• **Text excerpt**:
--- BEGIN ---
Routing nightmare with MS355s and MS14.x

Solved
cmr
Kind of a big deal
Kind of a big deal

Routing nightmare with MS355s and MS14.x

Hi everybody, posting an issue we have in case anyone has some good ideas:

 

Stack of 3 MS355-48X switches

L3 static routing with ~15 VLANs and ~10 static routes

Had been running 14.19

Some devices on some VLANs cannot talk to devices on other VLANs where the routing is carried out by the VLAN interface on the switch.  Others in the same VLAN are fine, no consistency on port type, device type or which switch in the stack the device is plugged into.  Stack is route bridge. Stack had ~50 ACLs, but not applying to the affected devices (source or destination)

 

Tried upgrading to 14.20, no change

Cold rebooted stack, no change

Removed all ACLs, no change

Cold rebooted stack, no change

Downgraded to 12.33, seemed to fix inter VLAN routing but now WAN connections (via an MX pair connected by a transit VLAN to the stack) unstable with most devices monitored from other sites timing out and coming back all the time (every few minutes)

 

Other switches connected are all L2 only:

Cisco 2960, single 1Gb connection

Two Dell Force10 MXLs, single 10Gb connection each, not stacked or cross-linked

 

Any ideas greatly appreciated, otherwise we are looking to move the routing to the MXs and making the 355s expensive edge switches...!
--- END ---
• **Dataset section**:
--- BEGIN ---
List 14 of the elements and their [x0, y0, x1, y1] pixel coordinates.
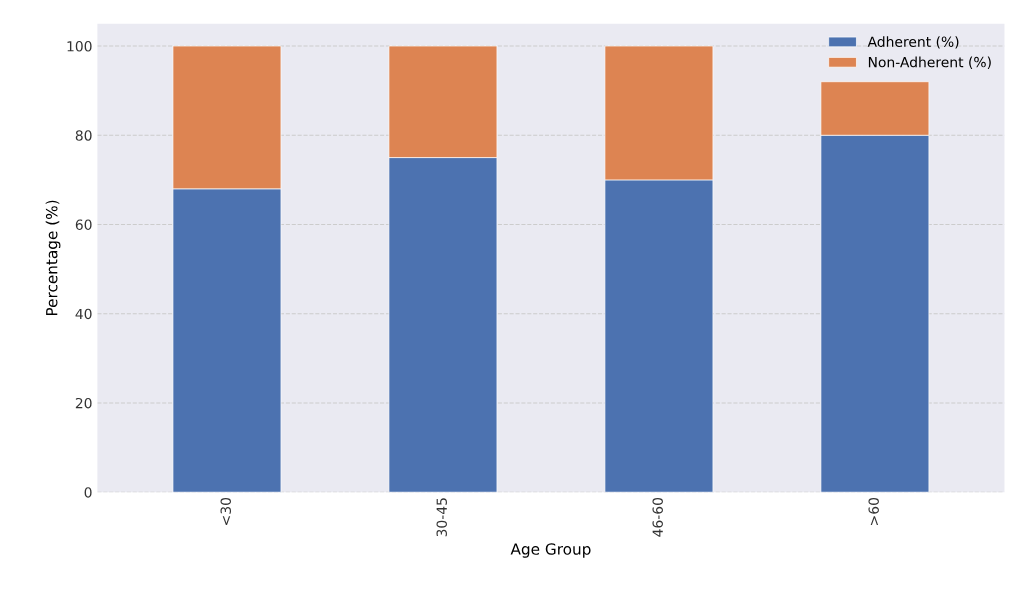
--- END ---
• **Problem to solve**:
Continue the forum post about inter-VLAN routing problems on the MS355 switch stack, starting after its last sentence.

• **Answer to the exercise**:
If my answer solves your problem please click Accept as Solution so others can benefit from it.
1 Accepted Solution
cmr
Kind of a big deal
Kind of a big deal

Well, it turns out I might need to apologise to Meraki as it appears that the switch may well be routing properly and it was simply that we had multiple devices that had either lost part of their config, failed or were simply slumbering after being unused for the best part of a year in lockdown!

 

We now have only two devices that don't route properly, one is being replaced as it doesn't seem to hold its default gateway and the other is the management interface of a Force10 switch which is accessible from the other switches in the same VLAN so I have given up trying to properly fix it!

 

On a positive note 14.21 seem the most stable out of 12.28.1, 12.33, 14.19, 14.20 and itself!

If my answer solves your problem please click Accept as Solution so others can benefit from it.

View solution in original post

13 Replies 13
PhilipDAth
Kind of a big deal
Kind of a big deal

Any chance of a duplicate IP address - something using the same IP address as that configured on the MS VLAN?  Aka, hijacking the default gateway for the VLAN?  This tends to produce intermittent results, with it working sometimes, breaking other times, and variable by the client (works for some clients sometimes and then not at other times).

 

I would use "arp -a" on two clients when everything is working, and record the MAC address in use for the default gateway (which would be the MS VLAN interface nearest).  Repeat the process when things are not working well, and see if the MAC address has changed.

 

cmr
Kind of a big deal
Kind of a big deal

Thanks @PhilipDAth I'll try that, but some hosts in many VLANs are affected, it is almost like the switch stack is swapping the VLAN interface between switches and conflicting with itself.  We could be very unlucky but I'd be surprised if 5-6 VLAN interfaces had other devices on the same IP, could be possible though so I will definitely check 🙂

If my answer solves your problem please click Accept as Solution so others can benefit from it.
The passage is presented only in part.